◆ What you need to do
Your task is to repeat all of the material exactly.

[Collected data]

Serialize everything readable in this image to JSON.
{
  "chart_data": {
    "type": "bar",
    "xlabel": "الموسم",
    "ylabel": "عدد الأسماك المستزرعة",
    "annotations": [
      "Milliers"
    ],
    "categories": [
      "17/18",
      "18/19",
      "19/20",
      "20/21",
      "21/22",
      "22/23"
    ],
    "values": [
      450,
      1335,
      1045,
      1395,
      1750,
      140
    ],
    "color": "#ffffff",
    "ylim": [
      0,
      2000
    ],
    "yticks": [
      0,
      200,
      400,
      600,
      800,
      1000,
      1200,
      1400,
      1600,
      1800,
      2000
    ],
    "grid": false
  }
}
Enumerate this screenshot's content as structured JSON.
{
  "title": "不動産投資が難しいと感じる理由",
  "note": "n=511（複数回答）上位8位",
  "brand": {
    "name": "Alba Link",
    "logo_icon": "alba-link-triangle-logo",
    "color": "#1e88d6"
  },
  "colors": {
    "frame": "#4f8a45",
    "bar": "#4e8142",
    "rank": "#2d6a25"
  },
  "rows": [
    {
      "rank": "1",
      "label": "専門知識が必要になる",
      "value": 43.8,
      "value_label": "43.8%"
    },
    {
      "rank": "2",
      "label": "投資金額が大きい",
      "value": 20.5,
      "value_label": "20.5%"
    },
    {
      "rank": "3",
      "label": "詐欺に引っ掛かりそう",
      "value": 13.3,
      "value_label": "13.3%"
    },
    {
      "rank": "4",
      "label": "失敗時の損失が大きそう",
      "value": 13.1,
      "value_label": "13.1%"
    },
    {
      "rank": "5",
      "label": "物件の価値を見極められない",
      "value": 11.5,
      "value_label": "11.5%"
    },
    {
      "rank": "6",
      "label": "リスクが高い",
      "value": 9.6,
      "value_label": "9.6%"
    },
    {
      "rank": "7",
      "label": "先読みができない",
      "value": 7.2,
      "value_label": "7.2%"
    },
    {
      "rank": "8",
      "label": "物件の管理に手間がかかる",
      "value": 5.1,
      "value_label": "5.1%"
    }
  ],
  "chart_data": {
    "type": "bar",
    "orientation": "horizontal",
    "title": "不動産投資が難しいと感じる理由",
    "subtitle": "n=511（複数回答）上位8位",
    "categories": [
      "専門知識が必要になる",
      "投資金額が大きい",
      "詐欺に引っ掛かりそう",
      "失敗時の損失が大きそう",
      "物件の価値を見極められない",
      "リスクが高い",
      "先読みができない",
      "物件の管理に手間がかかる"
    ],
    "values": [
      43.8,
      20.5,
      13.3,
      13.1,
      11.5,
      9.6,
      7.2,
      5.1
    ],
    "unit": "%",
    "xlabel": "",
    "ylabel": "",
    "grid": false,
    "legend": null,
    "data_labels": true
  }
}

◆ Finished exercise
Serialize everything readable in this image to JSON.
{
  "chart_data": {
    "type": "bar",
    "xlabel": "الموسم",
    "ylabel": "عدد الأسماك المستزرعة",
    "annotations": [
      "Milliers"
    ],
    "categories": [
      "17/18",
      "18/19",
      "19/20",
      "20/21",
      "21/22",
      "22/23"
    ],
    "values": [
      450,
      1335,
      1045,
      1395,
      1750,
      140
    ],
    "color": "#ffffff",
    "ylim": [
      0,
      2000
    ],
    "yticks": [
      0,
      200,
      400,
      600,
      800,
      1000,
      1200,
      1400,
      1600,
      1800,
      2000
    ],
    "grid": false
  }
}
Enumerate this screenshot's content as structured JSON.
{
  "title": "不動産投資が難しいと感じる理由",
  "note": "n=511（複数回答）上位8位",
  "brand": {
    "name": "Alba Link",
    "logo_icon": "alba-link-triangle-logo",
    "color": "#1e88d6"
  },
  "colors": {
    "frame": "#4f8a45",
    "bar": "#4e8142",
    "rank": "#2d6a25"
  },
  "rows": [
    {
      "rank": "1",
      "label": "専門知識が必要になる",
      "value": 43.8,
      "value_label": "43.8%"
    },
    {
      "rank": "2",
      "label": "投資金額が大きい",
      "value": 20.5,
      "value_label": "20.5%"
    },
    {
      "rank": "3",
      "label": "詐欺に引っ掛かりそう",
      "value": 13.3,
      "value_label": "13.3%"
    },
    {
      "rank": "4",
      "label": "失敗時の損失が大きそう",
      "value": 13.1,
      "value_label": "13.1%"
    },
    {
      "rank": "5",
      "label": "物件の価値を見極められない",
      "value": 11.5,
      "value_label": "11.5%"
    },
    {
      "rank": "6",
      "label": "リスクが高い",
      "value": 9.6,
      "value_label": "9.6%"
    },
    {
      "rank": "7",
      "label": "先読みができない",
      "value": 7.2,
      "value_label": "7.2%"
    },
    {
      "rank": "8",
      "label": "物件の管理に手間がかかる",
      "value": 5.1,
      "value_label": "5.1%"
    }
  ],
  "chart_data": {
    "type": "bar",
    "orientation": "horizontal",
    "title": "不動産投資が難しいと感じる理由",
    "subtitle": "n=511（複数回答）上位8位",
    "categories": [
      "専門知識が必要になる",
      "投資金額が大きい",
      "詐欺に引っ掛かりそう",
      "失敗時の損失が大きそう",
      "物件の価値を見極められない",
      "リスクが高い",
      "先読みができない",
      "物件の管理に手間がかかる"
    ],
    "values": [
      43.8,
      20.5,
      13.3,
      13.1,
      11.5,
      9.6,
      7.2,
      5.1
    ],
    "unit": "%",
    "xlabel": "",
    "ylabel": "",
    "grid": false,
    "legend": null,
    "data_labels": true
  }
}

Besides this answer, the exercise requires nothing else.